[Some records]

* * *

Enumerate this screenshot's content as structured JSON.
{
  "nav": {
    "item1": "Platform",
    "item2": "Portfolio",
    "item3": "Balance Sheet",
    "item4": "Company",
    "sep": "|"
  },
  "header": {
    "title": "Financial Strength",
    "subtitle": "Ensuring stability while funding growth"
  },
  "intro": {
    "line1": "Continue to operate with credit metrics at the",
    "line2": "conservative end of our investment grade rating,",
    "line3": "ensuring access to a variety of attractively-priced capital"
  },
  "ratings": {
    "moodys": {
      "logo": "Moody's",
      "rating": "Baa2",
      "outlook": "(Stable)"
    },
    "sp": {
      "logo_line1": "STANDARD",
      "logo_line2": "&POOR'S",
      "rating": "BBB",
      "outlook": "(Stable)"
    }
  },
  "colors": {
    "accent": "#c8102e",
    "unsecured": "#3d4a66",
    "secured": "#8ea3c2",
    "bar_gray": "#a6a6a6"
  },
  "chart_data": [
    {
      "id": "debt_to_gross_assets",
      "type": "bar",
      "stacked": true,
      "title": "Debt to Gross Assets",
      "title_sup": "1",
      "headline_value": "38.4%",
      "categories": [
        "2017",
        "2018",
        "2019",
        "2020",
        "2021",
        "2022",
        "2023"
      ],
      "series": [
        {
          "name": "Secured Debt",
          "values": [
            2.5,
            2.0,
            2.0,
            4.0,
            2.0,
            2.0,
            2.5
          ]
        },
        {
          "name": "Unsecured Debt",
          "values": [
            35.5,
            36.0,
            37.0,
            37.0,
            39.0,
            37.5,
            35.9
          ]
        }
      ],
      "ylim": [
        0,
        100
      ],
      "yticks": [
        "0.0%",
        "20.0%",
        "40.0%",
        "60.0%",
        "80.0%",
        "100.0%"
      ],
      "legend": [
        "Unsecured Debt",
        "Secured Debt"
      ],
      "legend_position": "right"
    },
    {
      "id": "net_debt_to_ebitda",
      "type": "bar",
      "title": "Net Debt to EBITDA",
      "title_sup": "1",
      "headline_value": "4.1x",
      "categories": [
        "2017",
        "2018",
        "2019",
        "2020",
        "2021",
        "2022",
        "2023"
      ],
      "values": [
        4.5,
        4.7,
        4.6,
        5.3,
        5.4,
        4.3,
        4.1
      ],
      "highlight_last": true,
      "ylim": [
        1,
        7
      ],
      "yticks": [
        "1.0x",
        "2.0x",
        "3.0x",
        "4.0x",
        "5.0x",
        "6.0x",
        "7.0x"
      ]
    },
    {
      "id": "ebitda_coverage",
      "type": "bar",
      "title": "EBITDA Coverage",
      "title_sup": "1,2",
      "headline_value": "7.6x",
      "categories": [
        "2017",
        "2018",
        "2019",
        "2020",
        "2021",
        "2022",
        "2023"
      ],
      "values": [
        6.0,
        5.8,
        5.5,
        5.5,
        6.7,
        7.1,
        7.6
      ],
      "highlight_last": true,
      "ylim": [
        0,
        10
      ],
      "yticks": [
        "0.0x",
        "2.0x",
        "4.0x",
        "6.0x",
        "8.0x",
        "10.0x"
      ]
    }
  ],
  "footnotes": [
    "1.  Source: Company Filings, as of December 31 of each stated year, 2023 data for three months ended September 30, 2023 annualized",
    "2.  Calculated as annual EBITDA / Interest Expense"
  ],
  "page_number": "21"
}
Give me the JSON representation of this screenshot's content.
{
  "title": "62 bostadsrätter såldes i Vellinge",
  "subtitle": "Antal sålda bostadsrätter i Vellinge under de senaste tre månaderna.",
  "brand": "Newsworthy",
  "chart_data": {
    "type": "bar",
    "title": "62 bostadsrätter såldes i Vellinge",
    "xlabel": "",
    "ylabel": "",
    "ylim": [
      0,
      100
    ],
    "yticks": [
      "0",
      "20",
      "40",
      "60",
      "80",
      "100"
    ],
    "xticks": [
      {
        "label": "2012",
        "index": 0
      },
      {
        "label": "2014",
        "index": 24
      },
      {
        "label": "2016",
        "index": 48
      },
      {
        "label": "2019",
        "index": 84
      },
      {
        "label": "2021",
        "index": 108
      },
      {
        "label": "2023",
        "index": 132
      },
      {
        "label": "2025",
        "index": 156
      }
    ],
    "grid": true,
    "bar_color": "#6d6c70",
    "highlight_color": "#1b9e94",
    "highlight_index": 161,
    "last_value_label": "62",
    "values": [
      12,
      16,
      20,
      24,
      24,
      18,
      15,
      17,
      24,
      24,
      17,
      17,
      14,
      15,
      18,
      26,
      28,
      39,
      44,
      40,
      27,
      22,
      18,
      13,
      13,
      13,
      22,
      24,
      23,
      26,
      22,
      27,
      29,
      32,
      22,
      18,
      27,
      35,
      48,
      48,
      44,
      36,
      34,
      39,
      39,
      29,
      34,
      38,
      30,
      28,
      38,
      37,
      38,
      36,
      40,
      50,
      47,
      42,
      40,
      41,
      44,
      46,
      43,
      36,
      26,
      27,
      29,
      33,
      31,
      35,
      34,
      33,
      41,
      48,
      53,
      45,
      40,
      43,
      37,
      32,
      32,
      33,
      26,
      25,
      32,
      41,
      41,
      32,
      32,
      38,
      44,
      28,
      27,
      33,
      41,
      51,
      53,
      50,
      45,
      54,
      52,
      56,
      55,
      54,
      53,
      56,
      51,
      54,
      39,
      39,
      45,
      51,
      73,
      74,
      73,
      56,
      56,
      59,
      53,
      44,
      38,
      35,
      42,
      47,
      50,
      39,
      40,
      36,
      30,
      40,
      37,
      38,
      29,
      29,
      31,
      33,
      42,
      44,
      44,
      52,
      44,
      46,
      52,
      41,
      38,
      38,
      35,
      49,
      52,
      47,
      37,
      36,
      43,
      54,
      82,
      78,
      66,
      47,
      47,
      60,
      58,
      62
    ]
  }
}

* * *

● REQUIREMENT: From the entries above, copy every line that holds the word "Company".

● RESPONSE:
    "item4": "Company",
    "1.  Source: Company Filings, as of December 31 of each stated year, 2023 data for three months ended September 30, 2023 annualized",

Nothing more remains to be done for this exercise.